== QUOTED TEXT ==

Firstly I was amazed at how cheap it was to register a car when I first arrived it was less than $200 a year compared to Australia where it cost Au$600

So the procedure is in Australia 12 months you go for a vehicle inspection & if it passes all safety checks & rust etc you get a Pink Slip which is similar to the WOF (Warrant of Fitness here)

Then you have to go & buy a Green Slip from a choice of insurance companies & the cost varies from State to State etc. The green slip is compulsory & costs in the region of Au$400 or more.
The Green slip covers yourself & others for personal injury.
After that you buy car insurance which covers damage to the other persons vehicle only in the case of 3rd Party insurance, or cover for your vehicle & the other persons vehicle damage.

Once you have all this paperwork in place then you go to the Dept of Motor Transport & buy your registration 9which enables you to drive the car on the road for the next 12 months) However they do a computer check to see if there are any outstanding fines & if o you have to pay these in FULL before they issue your vehicle registration.

I am not saying people drive & avoid all these costs because a few do but if caught they face hefty penalties.
Before this fines check came in a friend of mine had a very embarrassing situation, she was a model & had moved in with a wealthy business she was hoping to marry, one day when her OH was out the police came around because of her huge amount of outstanding fines. They made her go with them to the Police Station & along the way (not sure how but she got the $2,000) she picked up the money which she was able to pay the outstanding fines at the Police Station & evade arrest!

So when I arrived in NZ I was shocked that AAC is covered in the low registration cost & in spite of that the number of drivers that do not take responsibility for their negligence.


----------



## Guest

*Car Insurance*

I have just had a quote for car insurance and it is over £100 dearer than in the UK. 

We are bringing ours over, same drivers as in the UK plus we specified no-one under 25 would be allowed to drive. $600. 52 cents.

AA who did the quote said it is an extra $100 for driving on a UK Driving Licence as stats show
we are more likely to have a bump ( more likely to get hit buy someone uninsured)

State wanted ne to get it valued before insuring it at my own cost. rofl


----------



## pookienuffnuff

Higgy said:


> I have just had a quote for car insurance and it is over £100 dearer than in the UK.
> 
> We are bringing ours over, same drivers as in the UK plus we specified no-one under 25 would be allowed to drive. $600. 52 cents.

===

_PROBLEMS AND TASKS_:
**1)** According to the forum thread, what does the Green Slip cover?
**2)** Write out the passage of the forum thread that opens with the words containing "Firstly I was" and closes with "for personal injury.".
The rows play no part in this work.

== MATERIAL PROVIDED ==

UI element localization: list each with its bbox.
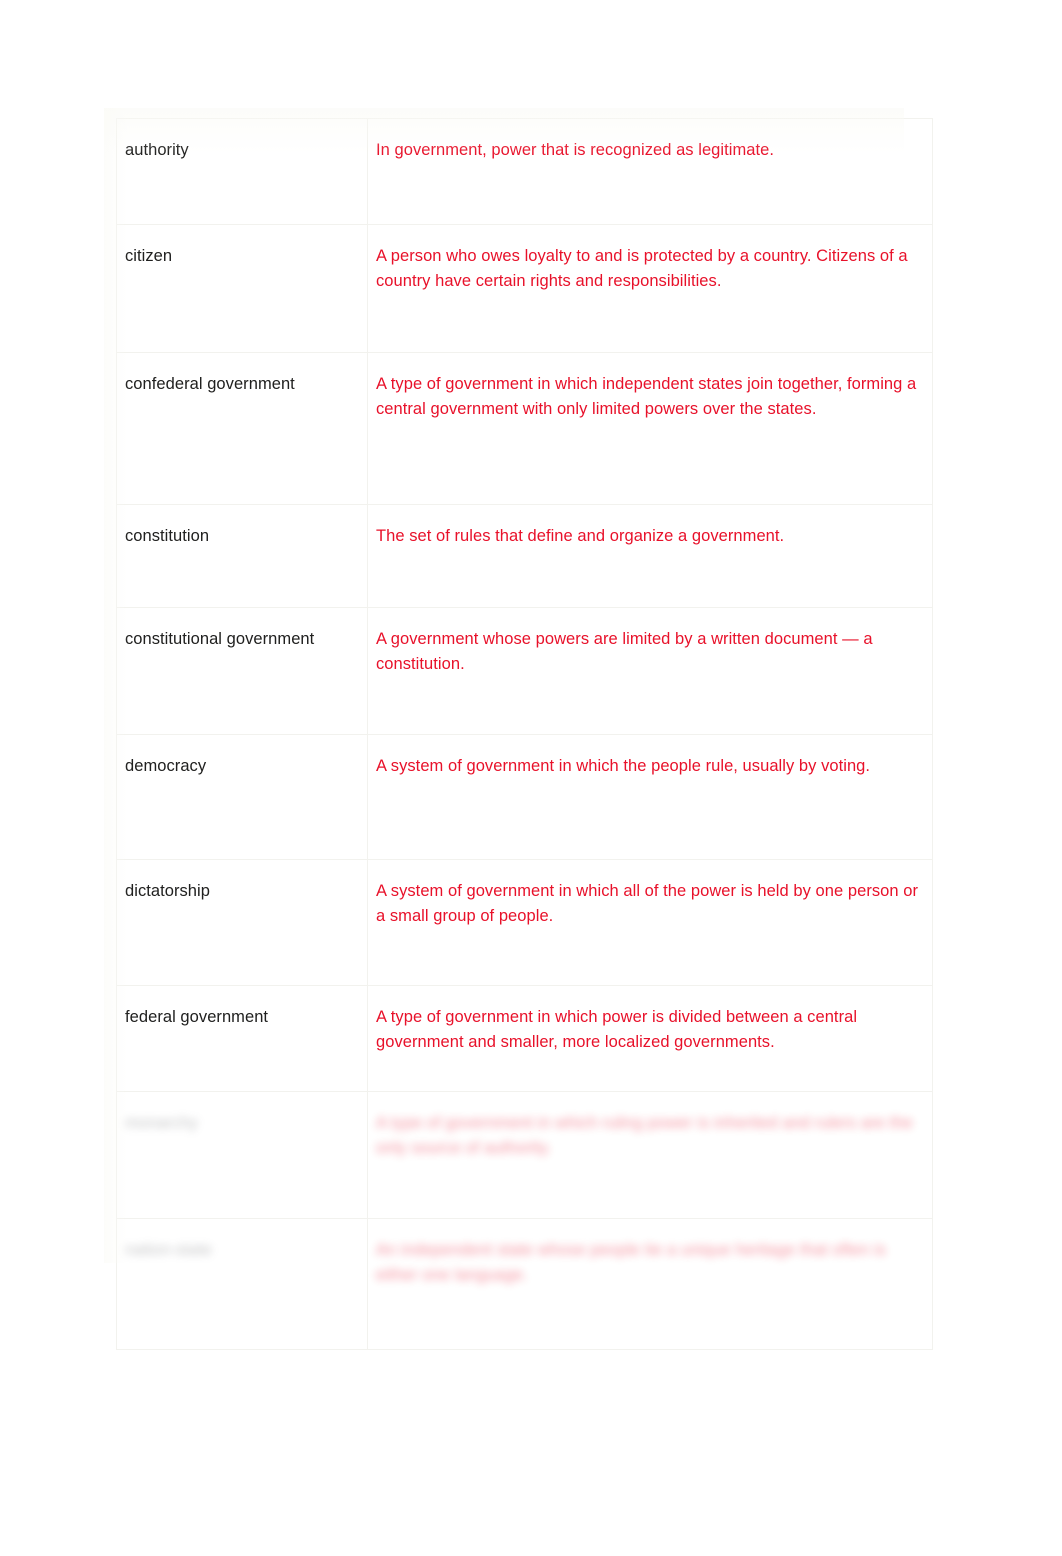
term-label: authority — [125, 141, 189, 159]
table-row-obscured: monarchy A type of government in which r… — [116, 1091, 933, 1219]
definition-text: An independent state whose people tie a … — [376, 1241, 886, 1284]
term-cell: nation-state — [116, 1218, 368, 1350]
definition-cell: The set of rules that define and organiz… — [367, 504, 933, 608]
term-cell: federal government — [116, 985, 368, 1092]
definition-cell: A type of government in which ruling pow… — [367, 1091, 933, 1219]
term-label: confederal government — [125, 375, 295, 393]
definition-cell: An independent state whose people tie a … — [367, 1218, 933, 1350]
term-cell: constitutional government — [116, 607, 368, 735]
definition-cell: In government, power that is recognized … — [367, 118, 933, 225]
definition-text: A type of government in which power is d… — [376, 1008, 858, 1051]
term-label: dictatorship — [125, 882, 210, 900]
term-cell: monarchy — [116, 1091, 368, 1219]
table-row: democracy A system of government in whic… — [116, 734, 933, 860]
definition-text: The set of rules that define and organiz… — [376, 527, 785, 545]
term-cell: authority — [116, 118, 368, 225]
definition-text: A government whose powers are limited by… — [376, 630, 873, 673]
definition-cell: A system of government in which all of t… — [367, 859, 933, 986]
term-label: constitution — [125, 527, 210, 545]
document-page: authority In government, power that is r… — [0, 0, 1062, 1556]
table-row: dictatorship A system of government in w… — [116, 859, 933, 986]
term-label: citizen — [125, 247, 173, 265]
definition-text: A person who owes loyalty to and is prot… — [376, 247, 908, 290]
definition-cell: A government whose powers are limited by… — [367, 607, 933, 735]
definition-cell: A person who owes loyalty to and is prot… — [367, 224, 933, 353]
definition-text: In government, power that is recognized … — [376, 141, 774, 159]
term-cell: constitution — [116, 504, 368, 608]
term-cell: democracy — [116, 734, 368, 860]
term-cell: dictatorship — [116, 859, 368, 986]
table-row-obscured: nation-state An independent state whose … — [116, 1218, 933, 1350]
term-cell: citizen — [116, 224, 368, 353]
table-row: confederal government A type of governme… — [116, 352, 933, 505]
term-label: nation-state — [125, 1241, 212, 1259]
definition-text: A system of government in which the peop… — [376, 757, 871, 775]
table-row: citizen A person who owes loyalty to and… — [116, 224, 933, 353]
term-label: federal government — [125, 1008, 269, 1026]
glossary-table: authority In government, power that is r… — [116, 118, 933, 1350]
term-cell: confederal government — [116, 352, 368, 505]
definition-cell: A type of government in which power is d… — [367, 985, 933, 1092]
term-label: constitutional government — [125, 630, 315, 648]
definition-cell: A type of government in which independen… — [367, 352, 933, 505]
definition-text: A type of government in which independen… — [376, 375, 917, 418]
term-label: monarchy — [125, 1114, 198, 1132]
table-row: constitutional government A government w… — [116, 607, 933, 735]
table-row: federal government A type of government … — [116, 985, 933, 1092]
definition-text: A system of government in which all of t… — [376, 882, 919, 925]
definition-cell: A system of government in which the peop… — [367, 734, 933, 860]
term-label: democracy — [125, 757, 207, 775]
table-row: authority In government, power that is r… — [116, 118, 933, 225]
table-row: constitution The set of rules that defin… — [116, 504, 933, 608]
definition-text: A type of government in which ruling pow… — [376, 1114, 913, 1157]
glossary-table-body: authority In government, power that is r… — [116, 118, 933, 1350]
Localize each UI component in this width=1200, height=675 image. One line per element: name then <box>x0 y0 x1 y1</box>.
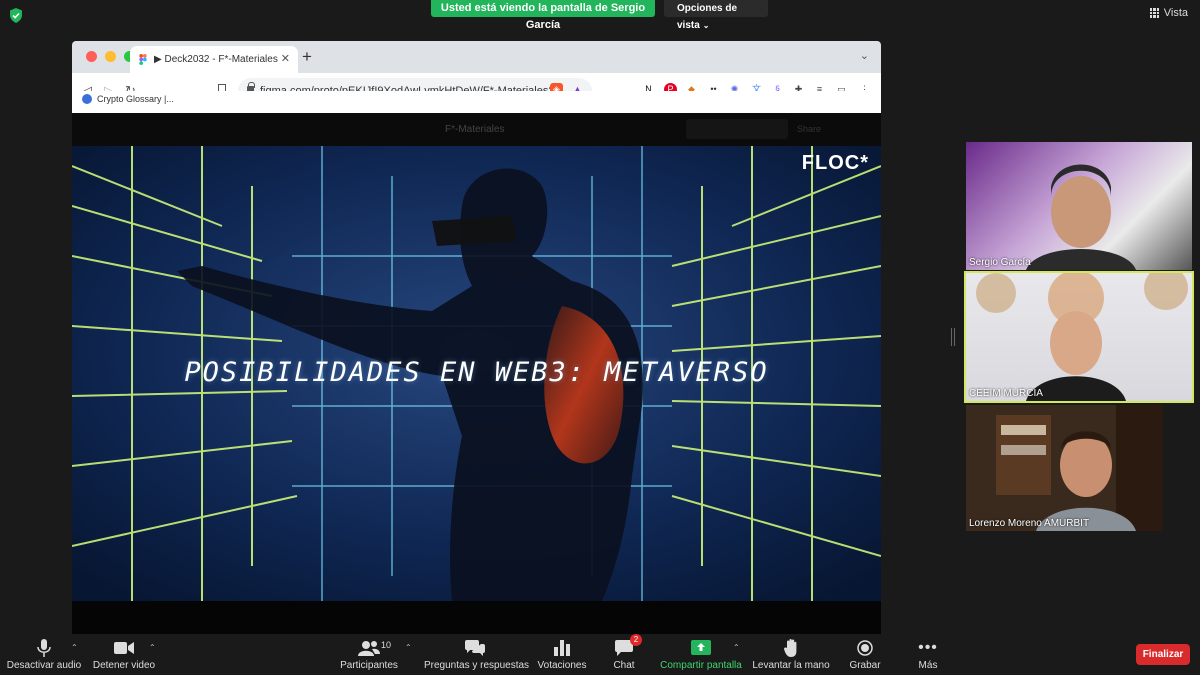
polls-label: Votaciones <box>537 660 587 671</box>
view-options-button[interactable]: Opciones de vista ⌄ <box>664 0 768 31</box>
microphone-icon <box>37 638 51 657</box>
record-button[interactable]: Grabar <box>844 638 886 671</box>
meeting-controls: Desactivar audio ⌃ Detener video ⌃ 10 Pa… <box>0 634 1200 675</box>
more-dots-icon: ••• <box>918 638 938 656</box>
participant-name: CEEIM MURCIA <box>969 388 1043 399</box>
participant-name: Sergio García <box>969 257 1031 268</box>
panel-resize-handle[interactable] <box>951 328 955 346</box>
end-meeting-button[interactable]: Finalizar <box>1136 644 1190 665</box>
security-shield-icon[interactable] <box>9 8 23 23</box>
participant-video-tile[interactable]: Lorenzo Moreno AMURBIT <box>966 405 1163 531</box>
tab-title: ▶ Deck2032 - F*-Materiales <box>154 54 278 65</box>
share-screen-icon <box>691 640 711 655</box>
video-options-caret-icon[interactable]: ⌃ <box>149 643 156 652</box>
participants-label: Participantes <box>340 660 398 671</box>
shared-screen-browser: ▶ Deck2032 - F*-Materiales ✕ + ⌄ ◁ ▷ ↻ f… <box>72 41 881 634</box>
new-tab-icon[interactable]: + <box>302 47 312 67</box>
presentation-slide: FLOC* POSIBILIDADES EN WEB3: METAVERSO <box>72 146 881 601</box>
more-button[interactable]: ••• Más <box>912 638 944 672</box>
view-button[interactable]: Vista <box>1149 7 1188 19</box>
polls-chart-icon <box>554 639 570 656</box>
figma-icon <box>139 54 147 65</box>
floc-logo: FLOC* <box>801 152 869 174</box>
participants-button[interactable]: 10 Participantes <box>336 638 402 671</box>
tab-search-icon[interactable]: ⌄ <box>860 49 869 62</box>
figma-prototype-bar: F*-Materiales Share <box>72 113 881 146</box>
participants-options-caret-icon[interactable]: ⌃ <box>405 643 412 652</box>
audio-options-caret-icon[interactable]: ⌃ <box>71 643 78 652</box>
raise-hand-icon <box>784 638 797 657</box>
screen-share-banner: Usted está viendo la pantalla de Sergio … <box>431 0 655 31</box>
participant-video-tile-active[interactable]: CEEIM MURCIA <box>964 271 1194 403</box>
polls-button[interactable]: Votaciones <box>534 638 590 671</box>
bookmark-label: Crypto Glossary |... <box>97 94 174 104</box>
figma-file-title: F*-Materiales <box>445 124 505 135</box>
stop-video-button[interactable]: Detener video <box>90 638 158 671</box>
share-options-caret-icon[interactable]: ⌃ <box>733 643 740 652</box>
figma-share-button[interactable]: Share <box>797 119 835 139</box>
slide-title: POSIBILIDADES EN WEB3: METAVERSO <box>184 357 769 388</box>
participants-count: 10 <box>381 640 392 650</box>
close-window-button[interactable] <box>86 51 97 62</box>
browser-tab-bar: ▶ Deck2032 - F*-Materiales ✕ + ⌄ <box>72 41 881 73</box>
figma-options-button[interactable] <box>686 119 788 139</box>
raise-hand-button[interactable]: Levantar la mano <box>750 638 832 671</box>
qa-bubbles-icon <box>465 639 485 656</box>
stop-video-label: Detener video <box>92 660 156 671</box>
window-controls <box>86 51 135 62</box>
close-tab-icon[interactable]: ✕ <box>281 46 290 73</box>
qa-button[interactable]: Preguntas y respuestas <box>424 638 530 671</box>
record-label: Grabar <box>849 660 881 671</box>
figma-footer-bar <box>72 601 881 634</box>
chat-badge: 2 <box>630 634 642 646</box>
view-label: Vista <box>1163 7 1188 19</box>
raise-hand-label: Levantar la mano <box>752 660 830 671</box>
browser-tab[interactable]: ▶ Deck2032 - F*-Materiales ✕ <box>130 46 298 73</box>
record-icon <box>857 639 873 656</box>
participants-icon <box>358 640 380 656</box>
participant-name: Lorenzo Moreno AMURBIT <box>969 518 1090 529</box>
more-label: Más <box>918 660 938 671</box>
chat-label: Chat <box>613 660 635 671</box>
minimize-window-button[interactable] <box>105 51 116 62</box>
share-screen-label: Compartir pantalla <box>660 660 742 671</box>
participant-video-tile[interactable]: Sergio García <box>966 142 1192 270</box>
grid-icon <box>1149 8 1160 18</box>
participant-video-image <box>996 405 1163 531</box>
participant-video-image <box>976 273 1188 401</box>
video-camera-icon <box>114 641 134 654</box>
chat-button[interactable]: 2 Chat <box>604 634 644 671</box>
bookmarks-bar: Crypto Glossary |... <box>72 91 881 113</box>
mute-audio-label: Desactivar audio <box>6 660 82 671</box>
bookmark-favicon-icon <box>82 94 92 104</box>
bookmark-crypto-glossary[interactable]: Crypto Glossary |... <box>82 94 174 104</box>
qa-label: Preguntas y respuestas <box>424 660 530 671</box>
chevron-down-icon: ⌄ <box>702 21 710 30</box>
participant-video-image <box>1026 164 1136 270</box>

===

_RESULTS OF THE EXERCISE_:
**1)** It covers yourself and others for personal injury.

**2)**
Firstly I was amazed at how cheap it was to register a car when I first arrived it was less than $200 a year compared to Australia where it cost Au$600

So the procedure is in Australia 12 months you go for a vehicle inspection & if it passes all safety checks & rust etc you get a Pink Slip which is similar to the WOF (Warrant of Fitness here)

Then you have to go & buy a Green Slip from a choice of insurance companies & the cost varies from State to State etc. The green slip is compulsory & costs in the region of Au$400 or more.
The Green slip covers yourself & others for personal injury.